### Your goal
Return the listing word for word, as given.

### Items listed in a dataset
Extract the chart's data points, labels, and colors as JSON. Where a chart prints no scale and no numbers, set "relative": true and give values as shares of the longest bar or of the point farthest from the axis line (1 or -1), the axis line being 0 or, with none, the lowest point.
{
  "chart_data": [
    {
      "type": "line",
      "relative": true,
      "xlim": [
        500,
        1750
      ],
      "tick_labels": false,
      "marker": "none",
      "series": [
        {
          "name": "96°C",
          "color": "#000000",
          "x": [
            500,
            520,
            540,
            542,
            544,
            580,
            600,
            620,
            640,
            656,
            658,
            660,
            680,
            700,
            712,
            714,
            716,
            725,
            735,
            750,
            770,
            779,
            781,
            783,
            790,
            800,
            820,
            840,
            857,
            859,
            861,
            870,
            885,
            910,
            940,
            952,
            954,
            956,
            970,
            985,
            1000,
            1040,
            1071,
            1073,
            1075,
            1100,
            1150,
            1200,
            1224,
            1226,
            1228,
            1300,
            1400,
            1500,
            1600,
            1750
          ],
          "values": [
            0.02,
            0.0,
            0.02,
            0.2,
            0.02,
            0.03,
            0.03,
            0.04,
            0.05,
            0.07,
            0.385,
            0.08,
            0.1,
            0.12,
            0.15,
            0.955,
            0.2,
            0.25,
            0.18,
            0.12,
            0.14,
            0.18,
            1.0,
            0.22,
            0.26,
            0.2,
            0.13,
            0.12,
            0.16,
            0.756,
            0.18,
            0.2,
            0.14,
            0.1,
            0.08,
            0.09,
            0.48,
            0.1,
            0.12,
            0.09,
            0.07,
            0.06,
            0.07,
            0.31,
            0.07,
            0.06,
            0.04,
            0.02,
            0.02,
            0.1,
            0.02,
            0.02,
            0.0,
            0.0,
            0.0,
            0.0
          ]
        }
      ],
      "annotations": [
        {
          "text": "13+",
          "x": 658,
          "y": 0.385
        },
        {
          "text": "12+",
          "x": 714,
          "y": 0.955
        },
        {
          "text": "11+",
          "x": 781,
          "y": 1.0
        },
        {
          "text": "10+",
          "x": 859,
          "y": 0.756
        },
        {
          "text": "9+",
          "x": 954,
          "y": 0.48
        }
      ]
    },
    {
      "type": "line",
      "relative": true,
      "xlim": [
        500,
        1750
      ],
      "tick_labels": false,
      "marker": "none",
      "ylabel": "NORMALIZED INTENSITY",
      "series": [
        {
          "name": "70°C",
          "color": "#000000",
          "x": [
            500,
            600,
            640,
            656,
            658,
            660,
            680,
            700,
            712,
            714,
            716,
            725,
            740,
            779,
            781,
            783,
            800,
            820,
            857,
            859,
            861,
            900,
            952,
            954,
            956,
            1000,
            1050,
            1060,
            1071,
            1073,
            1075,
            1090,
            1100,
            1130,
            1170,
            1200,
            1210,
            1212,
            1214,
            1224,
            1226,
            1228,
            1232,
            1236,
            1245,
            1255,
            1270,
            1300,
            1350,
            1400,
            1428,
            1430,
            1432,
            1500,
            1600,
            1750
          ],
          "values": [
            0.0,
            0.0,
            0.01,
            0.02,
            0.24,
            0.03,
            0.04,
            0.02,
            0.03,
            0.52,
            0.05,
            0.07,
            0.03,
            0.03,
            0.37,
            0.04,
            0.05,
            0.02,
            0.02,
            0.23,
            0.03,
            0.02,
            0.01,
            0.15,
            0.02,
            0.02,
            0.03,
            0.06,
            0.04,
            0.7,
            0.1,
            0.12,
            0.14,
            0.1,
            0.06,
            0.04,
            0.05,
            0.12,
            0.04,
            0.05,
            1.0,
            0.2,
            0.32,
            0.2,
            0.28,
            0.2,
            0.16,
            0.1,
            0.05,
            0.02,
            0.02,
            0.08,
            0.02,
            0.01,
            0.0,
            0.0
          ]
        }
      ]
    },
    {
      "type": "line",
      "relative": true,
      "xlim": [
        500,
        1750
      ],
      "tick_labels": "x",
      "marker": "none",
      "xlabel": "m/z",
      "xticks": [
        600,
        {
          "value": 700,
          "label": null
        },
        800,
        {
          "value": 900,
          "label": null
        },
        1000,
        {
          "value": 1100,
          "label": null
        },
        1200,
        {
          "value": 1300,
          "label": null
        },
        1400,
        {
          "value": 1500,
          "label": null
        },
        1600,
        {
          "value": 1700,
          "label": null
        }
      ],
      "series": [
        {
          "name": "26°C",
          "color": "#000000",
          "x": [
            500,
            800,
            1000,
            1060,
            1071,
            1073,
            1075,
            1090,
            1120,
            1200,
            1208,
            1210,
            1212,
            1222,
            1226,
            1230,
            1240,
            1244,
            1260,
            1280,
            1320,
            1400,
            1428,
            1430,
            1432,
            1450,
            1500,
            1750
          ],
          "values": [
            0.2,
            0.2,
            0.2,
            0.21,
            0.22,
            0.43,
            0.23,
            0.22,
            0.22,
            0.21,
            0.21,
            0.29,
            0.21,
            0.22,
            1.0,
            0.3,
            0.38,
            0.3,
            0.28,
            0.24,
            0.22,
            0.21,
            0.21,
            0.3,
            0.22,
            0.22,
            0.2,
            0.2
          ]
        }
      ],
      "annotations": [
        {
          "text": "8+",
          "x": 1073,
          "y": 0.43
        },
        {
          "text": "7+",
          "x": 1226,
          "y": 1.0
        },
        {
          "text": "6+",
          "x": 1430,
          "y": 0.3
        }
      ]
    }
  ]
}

### Exercise solution
Extract the chart's data points, labels, and colors as JSON. Where a chart prints no scale and no numbers, set "relative": true and give values as shares of the longest bar or of the point farthest from the axis line (1 or -1), the axis line being 0 or, with none, the lowest point.
{
  "chart_data": [
    {
      "type": "line",
      "relative": true,
      "xlim": [
        500,
        1750
      ],
      "tick_labels": false,
      "marker": "none",
      "series": [
        {
          "name": "96°C",
          "color": "#000000",
          "x": [
            500,
            520,
            540,
            542,
            544,
            580,
            600,
            620,
            640,
            656,
            658,
            660,
            680,
            700,
            712,
            714,
            716,
            725,
            735,
            750,
            770,
            779,
            781,
            783,
            790,
            800,
            820,
            840,
            857,
            859,
            861,
            870,
            885,
            910,
            940,
            952,
            954,
            956,
            970,
            985,
            1000,
            1040,
            1071,
            1073,
            1075,
            1100,
            1150,
            1200,
            1224,
            1226,
            1228,
            1300,
            1400,
            1500,
            1600,
            1750
          ],
          "values": [
            0.02,
            0.0,
            0.02,
            0.2,
            0.02,
            0.03,
            0.03,
            0.04,
            0.05,
            0.07,
            0.385,
            0.08,
            0.1,
            0.12,
            0.15,
            0.955,
            0.2,
            0.25,
            0.18,
            0.12,
            0.14,
            0.18,
            1.0,
            0.22,
            0.26,
            0.2,
            0.13,
            0.12,
            0.16,
            0.756,
            0.18,
            0.2,
            0.14,
            0.1,
            0.08,
            0.09,
            0.48,
            0.1,
            0.12,
            0.09,
            0.07,
            0.06,
            0.07,
            0.31,
            0.07,
            0.06,
            0.04,
            0.02,
            0.02,
            0.1,
            0.02,
            0.02,
            0.0,
            0.0,
            0.0,
            0.0
          ]
        }
      ],
      "annotations": [
        {
          "text": "13+",
          "x": 658,
          "y": 0.385
        },
        {
          "text": "12+",
          "x": 714,
          "y": 0.955
        },
        {
          "text": "11+",
          "x": 781,
          "y": 1.0
        },
        {
          "text": "10+",
          "x": 859,
          "y": 0.756
        },
        {
          "text": "9+",
          "x": 954,
          "y": 0.48
        }
      ]
    },
    {
      "type": "line",
      "relative": true,
      "xlim": [
        500,
        1750
      ],
      "tick_labels": false,
      "marker": "none",
      "ylabel": "NORMALIZED INTENSITY",
      "series": [
        {
          "name": "70°C",
          "color": "#000000",
          "x": [
            500,
            600,
            640,
            656,
            658,
            660,
            680,
            700,
            712,
            714,
            716,
            725,
            740,
            779,
            781,
            783,
            800,
            820,
            857,
            859,
            861,
            900,
            952,
            954,
            956,
            1000,
            1050,
            1060,
            1071,
            1073,
            1075,
            1090,
            1100,
            1130,
            1170,
            1200,
            1210,
            1212,
            1214,
            1224,
            1226,
            1228,
            1232,
            1236,
            1245,
            1255,
            1270,
            1300,
            1350,
            1400,
            1428,
            1430,
            1432,
            1500,
            1600,
            1750
          ],
          "values": [
            0.0,
            0.0,
            0.01,
            0.02,
            0.24,
            0.03,
            0.04,
            0.02,
            0.03,
            0.52,
            0.05,
            0.07,
            0.03,
            0.03,
            0.37,
            0.04,
            0.05,
            0.02,
            0.02,
            0.23,
            0.03,
            0.02,
            0.01,
            0.15,
            0.02,
            0.02,
            0.03,
            0.06,
            0.04,
            0.7,
            0.1,
            0.12,
            0.14,
            0.1,
            0.06,
            0.04,
            0.05,
            0.12,
            0.04,
            0.05,
            1.0,
            0.2,
            0.32,
            0.2,
            0.28,
            0.2,
            0.16,
            0.1,
            0.05,
            0.02,
            0.02,
            0.08,
            0.02,
            0.01,
            0.0,
            0.0
          ]
        }
      ]
    },
    {
      "type": "line",
      "relative": true,
      "xlim": [
        500,
        1750
      ],
      "tick_labels": "x",
      "marker": "none",
      "xlabel": "m/z",
      "xticks": [
        600,
        {
          "value": 700,
          "label": null
        },
        800,
        {
          "value": 900,
          "label": null
        },
        1000,
        {
          "value": 1100,
          "label": null
        },
        1200,
        {
          "value": 1300,
          "label": null
        },
        1400,
        {
          "value": 1500,
          "label": null
        },
        1600,
        {
          "value": 1700,
          "label": null
        }
      ],
      "series": [
        {
          "name": "26°C",
          "color": "#000000",
          "x": [
            500,
            800,
            1000,
            1060,
            1071,
            1073,
            1075,
            1090,
            1120,
            1200,
            1208,
            1210,
            1212,
            1222,
            1226,
            1230,
            1240,
            1244,
            1260,
            1280,
            1320,
            1400,
            1428,
            1430,
            1432,
            1450,
            1500,
            1750
          ],
          "values": [
            0.2,
            0.2,
            0.2,
            0.21,
            0.22,
            0.43,
            0.23,
            0.22,
            0.22,
            0.21,
            0.21,
            0.29,
            0.21,
            0.22,
            1.0,
            0.3,
            0.38,
            0.3,
            0.28,
            0.24,
            0.22,
            0.21,
            0.21,
            0.3,
            0.22,
            0.22,
            0.2,
            0.2
          ]
        }
      ],
      "annotations": [
        {
          "text": "8+",
          "x": 1073,
          "y": 0.43
        },
        {
          "text": "7+",
          "x": 1226,
          "y": 1.0
        },
        {
          "text": "6+",
          "x": 1430,
          "y": 0.3
        }
      ]
    }
  ]
}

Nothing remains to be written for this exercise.